▶ INSTRUCTIONS TO FOLLOW
Could you copy out the records below verbatim, from their first line up to and including the line that contains "156, 291, 166]"?

▶ EXCERPTED RECORDS

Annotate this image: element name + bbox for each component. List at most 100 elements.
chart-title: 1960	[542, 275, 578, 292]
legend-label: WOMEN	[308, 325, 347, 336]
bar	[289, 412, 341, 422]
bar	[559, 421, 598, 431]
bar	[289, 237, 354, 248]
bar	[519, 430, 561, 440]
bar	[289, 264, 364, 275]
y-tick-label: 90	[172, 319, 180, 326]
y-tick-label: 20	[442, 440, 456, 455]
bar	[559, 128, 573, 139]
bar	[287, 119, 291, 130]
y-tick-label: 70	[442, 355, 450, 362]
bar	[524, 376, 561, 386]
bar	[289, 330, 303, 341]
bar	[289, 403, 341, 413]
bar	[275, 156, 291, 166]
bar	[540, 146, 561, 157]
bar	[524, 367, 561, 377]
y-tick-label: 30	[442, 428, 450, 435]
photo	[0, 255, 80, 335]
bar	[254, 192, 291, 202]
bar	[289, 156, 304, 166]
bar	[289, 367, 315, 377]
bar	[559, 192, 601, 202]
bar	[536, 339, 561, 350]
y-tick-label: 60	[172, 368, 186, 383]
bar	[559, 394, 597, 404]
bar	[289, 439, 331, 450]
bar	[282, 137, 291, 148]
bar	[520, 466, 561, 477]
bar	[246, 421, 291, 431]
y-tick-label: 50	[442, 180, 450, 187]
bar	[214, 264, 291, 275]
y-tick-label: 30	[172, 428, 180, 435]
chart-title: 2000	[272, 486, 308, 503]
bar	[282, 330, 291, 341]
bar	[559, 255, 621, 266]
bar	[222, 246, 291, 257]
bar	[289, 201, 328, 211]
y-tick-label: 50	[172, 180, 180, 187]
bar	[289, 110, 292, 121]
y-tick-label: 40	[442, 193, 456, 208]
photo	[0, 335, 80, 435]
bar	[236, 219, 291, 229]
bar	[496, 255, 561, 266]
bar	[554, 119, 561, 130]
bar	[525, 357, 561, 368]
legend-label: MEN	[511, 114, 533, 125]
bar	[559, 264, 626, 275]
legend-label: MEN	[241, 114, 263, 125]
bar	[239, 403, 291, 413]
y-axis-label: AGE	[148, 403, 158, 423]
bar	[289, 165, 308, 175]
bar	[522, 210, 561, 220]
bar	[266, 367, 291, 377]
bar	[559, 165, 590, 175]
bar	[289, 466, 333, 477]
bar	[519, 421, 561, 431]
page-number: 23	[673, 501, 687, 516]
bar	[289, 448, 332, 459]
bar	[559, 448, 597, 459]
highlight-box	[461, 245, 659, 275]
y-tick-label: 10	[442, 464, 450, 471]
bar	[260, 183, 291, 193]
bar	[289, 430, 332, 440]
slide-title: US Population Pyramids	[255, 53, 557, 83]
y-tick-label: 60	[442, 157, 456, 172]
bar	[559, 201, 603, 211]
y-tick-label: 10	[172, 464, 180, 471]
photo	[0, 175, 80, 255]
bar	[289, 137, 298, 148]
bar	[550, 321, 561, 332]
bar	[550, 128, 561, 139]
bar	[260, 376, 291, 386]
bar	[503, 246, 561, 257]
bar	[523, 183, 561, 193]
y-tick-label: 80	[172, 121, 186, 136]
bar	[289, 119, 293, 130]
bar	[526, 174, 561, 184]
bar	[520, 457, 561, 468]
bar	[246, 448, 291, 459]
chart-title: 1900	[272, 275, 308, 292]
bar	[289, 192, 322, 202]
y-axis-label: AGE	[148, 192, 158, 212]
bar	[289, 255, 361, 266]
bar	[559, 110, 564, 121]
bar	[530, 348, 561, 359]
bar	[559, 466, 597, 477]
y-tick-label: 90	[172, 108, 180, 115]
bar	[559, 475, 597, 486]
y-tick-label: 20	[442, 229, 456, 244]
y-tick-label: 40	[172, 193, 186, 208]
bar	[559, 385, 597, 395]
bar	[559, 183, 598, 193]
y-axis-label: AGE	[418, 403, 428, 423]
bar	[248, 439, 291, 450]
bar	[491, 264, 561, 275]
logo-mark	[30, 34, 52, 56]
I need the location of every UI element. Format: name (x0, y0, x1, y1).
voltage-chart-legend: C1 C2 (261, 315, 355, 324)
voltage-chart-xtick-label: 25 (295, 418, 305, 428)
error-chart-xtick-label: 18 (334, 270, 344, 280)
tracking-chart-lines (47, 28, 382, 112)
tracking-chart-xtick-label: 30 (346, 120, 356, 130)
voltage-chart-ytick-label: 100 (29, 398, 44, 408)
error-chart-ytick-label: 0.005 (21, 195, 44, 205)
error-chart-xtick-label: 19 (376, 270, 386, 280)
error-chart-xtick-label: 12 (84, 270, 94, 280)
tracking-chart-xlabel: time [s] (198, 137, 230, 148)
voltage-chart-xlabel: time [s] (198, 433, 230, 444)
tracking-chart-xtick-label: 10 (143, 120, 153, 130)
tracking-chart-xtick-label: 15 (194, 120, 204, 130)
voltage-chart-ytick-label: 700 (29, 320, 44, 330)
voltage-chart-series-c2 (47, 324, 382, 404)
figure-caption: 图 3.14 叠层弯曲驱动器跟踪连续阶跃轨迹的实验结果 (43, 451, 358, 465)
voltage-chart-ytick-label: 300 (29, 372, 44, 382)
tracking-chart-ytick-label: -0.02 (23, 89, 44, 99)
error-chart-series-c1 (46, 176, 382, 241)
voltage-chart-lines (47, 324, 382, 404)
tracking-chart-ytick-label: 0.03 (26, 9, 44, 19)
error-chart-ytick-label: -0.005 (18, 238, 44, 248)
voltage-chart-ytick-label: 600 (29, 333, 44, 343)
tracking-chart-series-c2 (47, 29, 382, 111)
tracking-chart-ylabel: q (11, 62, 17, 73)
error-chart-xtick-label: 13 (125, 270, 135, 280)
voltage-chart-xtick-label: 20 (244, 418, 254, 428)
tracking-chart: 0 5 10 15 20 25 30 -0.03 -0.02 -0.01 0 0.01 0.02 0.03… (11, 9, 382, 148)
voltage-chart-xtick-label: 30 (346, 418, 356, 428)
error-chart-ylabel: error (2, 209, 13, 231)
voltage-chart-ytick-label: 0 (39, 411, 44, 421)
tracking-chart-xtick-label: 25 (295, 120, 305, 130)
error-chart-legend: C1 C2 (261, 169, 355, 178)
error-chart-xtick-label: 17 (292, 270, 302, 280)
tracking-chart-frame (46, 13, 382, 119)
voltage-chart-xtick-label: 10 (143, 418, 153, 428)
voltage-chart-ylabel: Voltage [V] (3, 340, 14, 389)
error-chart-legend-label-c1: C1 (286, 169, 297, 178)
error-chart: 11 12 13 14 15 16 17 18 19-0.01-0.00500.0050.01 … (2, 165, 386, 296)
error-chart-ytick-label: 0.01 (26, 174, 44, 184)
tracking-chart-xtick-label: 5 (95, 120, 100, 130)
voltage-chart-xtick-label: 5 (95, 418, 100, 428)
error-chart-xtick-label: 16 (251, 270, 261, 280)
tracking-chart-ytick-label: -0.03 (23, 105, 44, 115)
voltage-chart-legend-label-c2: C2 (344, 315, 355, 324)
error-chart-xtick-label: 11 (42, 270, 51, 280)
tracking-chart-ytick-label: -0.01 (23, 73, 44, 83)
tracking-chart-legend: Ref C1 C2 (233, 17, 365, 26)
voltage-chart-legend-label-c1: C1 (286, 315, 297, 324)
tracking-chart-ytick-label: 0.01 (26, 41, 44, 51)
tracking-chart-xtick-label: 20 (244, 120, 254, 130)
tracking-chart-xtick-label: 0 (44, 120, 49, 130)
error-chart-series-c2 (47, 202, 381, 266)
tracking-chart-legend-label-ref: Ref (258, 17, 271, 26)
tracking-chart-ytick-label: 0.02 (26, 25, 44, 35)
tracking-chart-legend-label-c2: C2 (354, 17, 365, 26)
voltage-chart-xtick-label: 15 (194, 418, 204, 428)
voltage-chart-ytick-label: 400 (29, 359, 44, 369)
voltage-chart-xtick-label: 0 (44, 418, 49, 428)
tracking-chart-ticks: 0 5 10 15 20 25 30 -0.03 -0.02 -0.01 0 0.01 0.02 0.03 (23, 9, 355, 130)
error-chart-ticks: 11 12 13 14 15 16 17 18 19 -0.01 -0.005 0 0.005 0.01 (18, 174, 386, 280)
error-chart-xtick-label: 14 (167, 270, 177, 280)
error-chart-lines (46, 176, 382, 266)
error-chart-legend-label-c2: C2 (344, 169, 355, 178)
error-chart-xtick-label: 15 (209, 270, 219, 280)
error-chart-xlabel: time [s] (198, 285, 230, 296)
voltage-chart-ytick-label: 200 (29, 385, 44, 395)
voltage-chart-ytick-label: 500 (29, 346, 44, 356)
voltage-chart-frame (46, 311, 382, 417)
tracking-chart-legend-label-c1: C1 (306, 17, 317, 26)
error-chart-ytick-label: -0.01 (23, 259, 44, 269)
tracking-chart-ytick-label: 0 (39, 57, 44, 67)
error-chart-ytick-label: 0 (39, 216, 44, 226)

▶ SOLUTION TO THIS EXERCISE
Annotate this image: element name + bbox for each component. List at most 100 elements.
chart-title: 1960	[542, 275, 578, 292]
legend-label: WOMEN	[308, 325, 347, 336]
bar	[289, 412, 341, 422]
bar	[559, 421, 598, 431]
bar	[289, 237, 354, 248]
bar	[519, 430, 561, 440]
bar	[289, 264, 364, 275]
y-tick-label: 90	[172, 319, 180, 326]
y-tick-label: 20	[442, 440, 456, 455]
bar	[559, 128, 573, 139]
bar	[287, 119, 291, 130]
y-tick-label: 70	[442, 355, 450, 362]
bar	[524, 376, 561, 386]
bar	[289, 330, 303, 341]
bar	[289, 403, 341, 413]
bar	[275, 156, 291, 166]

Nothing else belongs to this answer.